**TASK INPUTS**
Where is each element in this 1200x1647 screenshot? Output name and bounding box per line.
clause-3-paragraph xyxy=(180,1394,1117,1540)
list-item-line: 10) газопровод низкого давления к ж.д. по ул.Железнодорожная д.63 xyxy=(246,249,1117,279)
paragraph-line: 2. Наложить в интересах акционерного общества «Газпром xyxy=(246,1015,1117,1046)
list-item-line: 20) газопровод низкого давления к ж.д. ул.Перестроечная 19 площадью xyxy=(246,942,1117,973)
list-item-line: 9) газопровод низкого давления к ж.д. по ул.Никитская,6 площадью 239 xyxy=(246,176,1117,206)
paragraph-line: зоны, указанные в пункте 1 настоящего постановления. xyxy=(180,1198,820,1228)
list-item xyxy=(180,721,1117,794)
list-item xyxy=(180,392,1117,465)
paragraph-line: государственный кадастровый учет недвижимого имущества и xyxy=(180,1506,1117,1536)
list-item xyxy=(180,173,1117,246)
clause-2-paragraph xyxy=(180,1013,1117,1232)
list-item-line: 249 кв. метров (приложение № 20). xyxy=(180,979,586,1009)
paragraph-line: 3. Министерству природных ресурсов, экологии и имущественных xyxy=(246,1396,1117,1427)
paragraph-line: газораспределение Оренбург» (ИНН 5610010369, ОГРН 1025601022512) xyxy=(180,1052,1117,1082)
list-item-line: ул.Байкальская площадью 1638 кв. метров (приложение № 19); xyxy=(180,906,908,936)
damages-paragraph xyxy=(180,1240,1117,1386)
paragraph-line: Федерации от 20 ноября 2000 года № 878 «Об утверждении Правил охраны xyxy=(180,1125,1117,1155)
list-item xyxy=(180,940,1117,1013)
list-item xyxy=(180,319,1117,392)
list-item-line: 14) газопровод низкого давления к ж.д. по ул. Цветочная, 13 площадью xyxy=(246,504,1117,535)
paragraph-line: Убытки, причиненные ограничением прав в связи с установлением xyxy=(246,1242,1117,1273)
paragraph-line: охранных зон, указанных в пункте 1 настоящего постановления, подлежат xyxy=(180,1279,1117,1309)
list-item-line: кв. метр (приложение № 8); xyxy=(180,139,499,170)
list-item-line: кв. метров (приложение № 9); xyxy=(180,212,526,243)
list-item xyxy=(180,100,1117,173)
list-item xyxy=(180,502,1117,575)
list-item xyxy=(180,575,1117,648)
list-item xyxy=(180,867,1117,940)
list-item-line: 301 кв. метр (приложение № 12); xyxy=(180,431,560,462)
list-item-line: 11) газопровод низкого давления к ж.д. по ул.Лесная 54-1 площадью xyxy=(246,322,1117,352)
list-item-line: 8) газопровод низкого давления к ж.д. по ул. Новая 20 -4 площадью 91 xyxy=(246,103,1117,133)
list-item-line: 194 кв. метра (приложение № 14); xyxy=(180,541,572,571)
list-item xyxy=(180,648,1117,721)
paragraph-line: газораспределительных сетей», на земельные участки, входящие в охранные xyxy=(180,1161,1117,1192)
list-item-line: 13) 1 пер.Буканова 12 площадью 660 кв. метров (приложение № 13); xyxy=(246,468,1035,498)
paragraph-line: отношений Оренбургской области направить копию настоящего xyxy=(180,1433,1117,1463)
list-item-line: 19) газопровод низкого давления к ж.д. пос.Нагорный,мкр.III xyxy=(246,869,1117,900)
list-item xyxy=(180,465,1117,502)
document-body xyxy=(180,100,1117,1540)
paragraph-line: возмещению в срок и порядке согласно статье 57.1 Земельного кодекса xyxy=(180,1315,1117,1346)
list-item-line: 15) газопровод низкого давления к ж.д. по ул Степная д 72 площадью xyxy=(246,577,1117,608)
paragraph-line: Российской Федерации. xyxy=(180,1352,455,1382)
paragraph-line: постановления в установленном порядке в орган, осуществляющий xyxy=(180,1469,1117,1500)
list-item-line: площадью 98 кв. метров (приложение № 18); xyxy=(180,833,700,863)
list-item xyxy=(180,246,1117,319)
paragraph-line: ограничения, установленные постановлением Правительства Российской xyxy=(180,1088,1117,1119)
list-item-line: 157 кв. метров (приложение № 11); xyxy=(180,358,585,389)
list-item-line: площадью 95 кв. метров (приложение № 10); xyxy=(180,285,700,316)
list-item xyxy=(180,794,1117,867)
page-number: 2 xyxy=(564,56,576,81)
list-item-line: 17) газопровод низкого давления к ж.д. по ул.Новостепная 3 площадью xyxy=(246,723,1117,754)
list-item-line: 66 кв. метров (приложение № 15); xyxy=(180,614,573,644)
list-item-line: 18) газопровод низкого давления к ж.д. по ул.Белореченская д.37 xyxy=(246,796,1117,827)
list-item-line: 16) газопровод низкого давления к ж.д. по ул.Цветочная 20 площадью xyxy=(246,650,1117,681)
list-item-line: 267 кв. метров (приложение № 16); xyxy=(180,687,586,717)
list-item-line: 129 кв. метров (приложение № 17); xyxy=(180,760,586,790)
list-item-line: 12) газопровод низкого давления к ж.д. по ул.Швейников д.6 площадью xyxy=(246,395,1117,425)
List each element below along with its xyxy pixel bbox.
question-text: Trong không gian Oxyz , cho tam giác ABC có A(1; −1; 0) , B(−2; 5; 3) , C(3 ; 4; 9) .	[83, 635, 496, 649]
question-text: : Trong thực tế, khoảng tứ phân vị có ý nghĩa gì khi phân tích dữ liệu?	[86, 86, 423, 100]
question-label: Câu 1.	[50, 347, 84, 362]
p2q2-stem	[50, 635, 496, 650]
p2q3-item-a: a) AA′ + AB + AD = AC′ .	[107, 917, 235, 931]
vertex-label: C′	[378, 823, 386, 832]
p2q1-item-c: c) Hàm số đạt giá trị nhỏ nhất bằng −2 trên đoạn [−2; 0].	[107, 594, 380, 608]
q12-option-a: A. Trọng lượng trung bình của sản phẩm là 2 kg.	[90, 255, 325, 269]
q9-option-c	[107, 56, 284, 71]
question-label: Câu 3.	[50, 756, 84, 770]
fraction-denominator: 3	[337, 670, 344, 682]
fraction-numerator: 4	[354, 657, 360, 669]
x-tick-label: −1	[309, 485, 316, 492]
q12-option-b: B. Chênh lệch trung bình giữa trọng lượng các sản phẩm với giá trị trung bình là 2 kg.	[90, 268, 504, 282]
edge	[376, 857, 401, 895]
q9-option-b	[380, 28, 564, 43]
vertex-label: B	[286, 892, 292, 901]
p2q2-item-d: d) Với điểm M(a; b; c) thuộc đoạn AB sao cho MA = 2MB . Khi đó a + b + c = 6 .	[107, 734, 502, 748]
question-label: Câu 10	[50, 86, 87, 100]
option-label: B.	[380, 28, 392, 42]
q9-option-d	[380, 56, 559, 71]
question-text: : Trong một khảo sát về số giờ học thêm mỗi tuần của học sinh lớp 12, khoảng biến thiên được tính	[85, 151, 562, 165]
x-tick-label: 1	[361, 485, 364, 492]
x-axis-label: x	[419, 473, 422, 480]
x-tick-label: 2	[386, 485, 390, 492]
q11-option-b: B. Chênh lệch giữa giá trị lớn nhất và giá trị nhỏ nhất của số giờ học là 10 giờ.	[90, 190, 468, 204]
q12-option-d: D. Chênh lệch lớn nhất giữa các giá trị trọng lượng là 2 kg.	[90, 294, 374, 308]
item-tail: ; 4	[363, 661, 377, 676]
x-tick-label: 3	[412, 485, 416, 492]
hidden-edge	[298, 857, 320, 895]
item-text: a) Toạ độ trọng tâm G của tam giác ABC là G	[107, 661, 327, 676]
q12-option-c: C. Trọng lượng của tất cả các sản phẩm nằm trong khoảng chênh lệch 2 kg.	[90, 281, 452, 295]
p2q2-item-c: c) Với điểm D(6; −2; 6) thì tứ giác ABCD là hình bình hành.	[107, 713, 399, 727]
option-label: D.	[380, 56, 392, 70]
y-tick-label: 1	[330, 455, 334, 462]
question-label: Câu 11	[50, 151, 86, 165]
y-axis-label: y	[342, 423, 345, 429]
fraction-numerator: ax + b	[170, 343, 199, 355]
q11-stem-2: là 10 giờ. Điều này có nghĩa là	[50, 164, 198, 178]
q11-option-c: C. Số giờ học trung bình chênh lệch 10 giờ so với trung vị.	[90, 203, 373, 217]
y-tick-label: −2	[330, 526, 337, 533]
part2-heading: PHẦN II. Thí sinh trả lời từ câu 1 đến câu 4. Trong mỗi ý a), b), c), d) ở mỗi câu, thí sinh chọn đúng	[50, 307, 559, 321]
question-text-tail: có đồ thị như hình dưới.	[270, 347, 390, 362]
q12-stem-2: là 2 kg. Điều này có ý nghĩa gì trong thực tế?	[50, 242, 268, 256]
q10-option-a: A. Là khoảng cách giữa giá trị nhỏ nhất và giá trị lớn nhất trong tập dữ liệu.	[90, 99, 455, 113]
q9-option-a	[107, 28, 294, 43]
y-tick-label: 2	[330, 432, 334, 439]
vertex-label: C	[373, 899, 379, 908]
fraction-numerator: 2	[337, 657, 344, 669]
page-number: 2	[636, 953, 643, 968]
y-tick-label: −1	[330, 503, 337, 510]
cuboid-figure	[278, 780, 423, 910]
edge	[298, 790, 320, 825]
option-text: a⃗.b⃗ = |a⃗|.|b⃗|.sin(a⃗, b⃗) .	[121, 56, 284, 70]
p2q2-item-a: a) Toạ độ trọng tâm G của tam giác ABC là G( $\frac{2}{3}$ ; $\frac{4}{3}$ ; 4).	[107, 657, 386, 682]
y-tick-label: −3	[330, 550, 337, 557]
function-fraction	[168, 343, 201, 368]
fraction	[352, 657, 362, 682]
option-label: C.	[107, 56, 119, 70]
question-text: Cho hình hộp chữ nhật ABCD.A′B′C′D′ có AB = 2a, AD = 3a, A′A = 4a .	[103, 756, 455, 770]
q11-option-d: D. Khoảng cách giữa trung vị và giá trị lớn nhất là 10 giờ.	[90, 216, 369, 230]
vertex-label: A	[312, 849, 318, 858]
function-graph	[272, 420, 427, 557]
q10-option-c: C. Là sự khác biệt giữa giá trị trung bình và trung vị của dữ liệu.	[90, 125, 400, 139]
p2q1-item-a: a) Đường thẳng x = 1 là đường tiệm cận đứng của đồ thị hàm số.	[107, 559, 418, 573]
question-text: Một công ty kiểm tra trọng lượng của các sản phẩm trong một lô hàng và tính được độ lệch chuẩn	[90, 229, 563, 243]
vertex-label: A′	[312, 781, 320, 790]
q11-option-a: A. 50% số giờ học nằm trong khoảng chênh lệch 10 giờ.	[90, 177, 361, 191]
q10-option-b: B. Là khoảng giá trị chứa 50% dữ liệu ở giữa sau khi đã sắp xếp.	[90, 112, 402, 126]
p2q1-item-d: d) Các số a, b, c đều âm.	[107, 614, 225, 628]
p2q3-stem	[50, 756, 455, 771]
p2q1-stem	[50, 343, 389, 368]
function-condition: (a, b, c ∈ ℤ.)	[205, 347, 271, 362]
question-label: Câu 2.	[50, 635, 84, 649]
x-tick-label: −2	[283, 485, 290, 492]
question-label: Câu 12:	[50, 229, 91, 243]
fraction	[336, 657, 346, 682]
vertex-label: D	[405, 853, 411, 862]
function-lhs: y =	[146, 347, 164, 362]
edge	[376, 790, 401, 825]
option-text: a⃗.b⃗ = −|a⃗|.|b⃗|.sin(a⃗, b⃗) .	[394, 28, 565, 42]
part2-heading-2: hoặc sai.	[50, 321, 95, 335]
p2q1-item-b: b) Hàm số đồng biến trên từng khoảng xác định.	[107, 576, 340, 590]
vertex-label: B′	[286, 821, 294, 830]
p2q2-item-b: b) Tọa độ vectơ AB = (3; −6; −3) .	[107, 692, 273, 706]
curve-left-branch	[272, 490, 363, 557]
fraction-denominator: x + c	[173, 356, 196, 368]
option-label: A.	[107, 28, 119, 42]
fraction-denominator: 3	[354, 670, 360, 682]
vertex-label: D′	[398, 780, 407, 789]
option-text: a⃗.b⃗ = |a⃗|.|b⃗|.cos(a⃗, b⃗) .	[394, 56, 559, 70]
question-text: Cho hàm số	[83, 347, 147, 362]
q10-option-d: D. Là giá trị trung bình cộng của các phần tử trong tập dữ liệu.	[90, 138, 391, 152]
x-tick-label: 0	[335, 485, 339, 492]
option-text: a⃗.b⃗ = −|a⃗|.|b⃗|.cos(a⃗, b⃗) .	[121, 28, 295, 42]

**EXERCISE**
Write out again, unchanged, the rows from the first one above through the line that contains "list-item-line: 10) газопровод", both ends included.

**TASK SOLUTION**
Where is each element in this 1200x1647 screenshot? Output name and bounding box per line.
clause-3-paragraph xyxy=(180,1394,1117,1540)
list-item-line: 10) газопровод низкого давления к ж.д. по ул.Железнодорожная д.63 xyxy=(246,249,1117,279)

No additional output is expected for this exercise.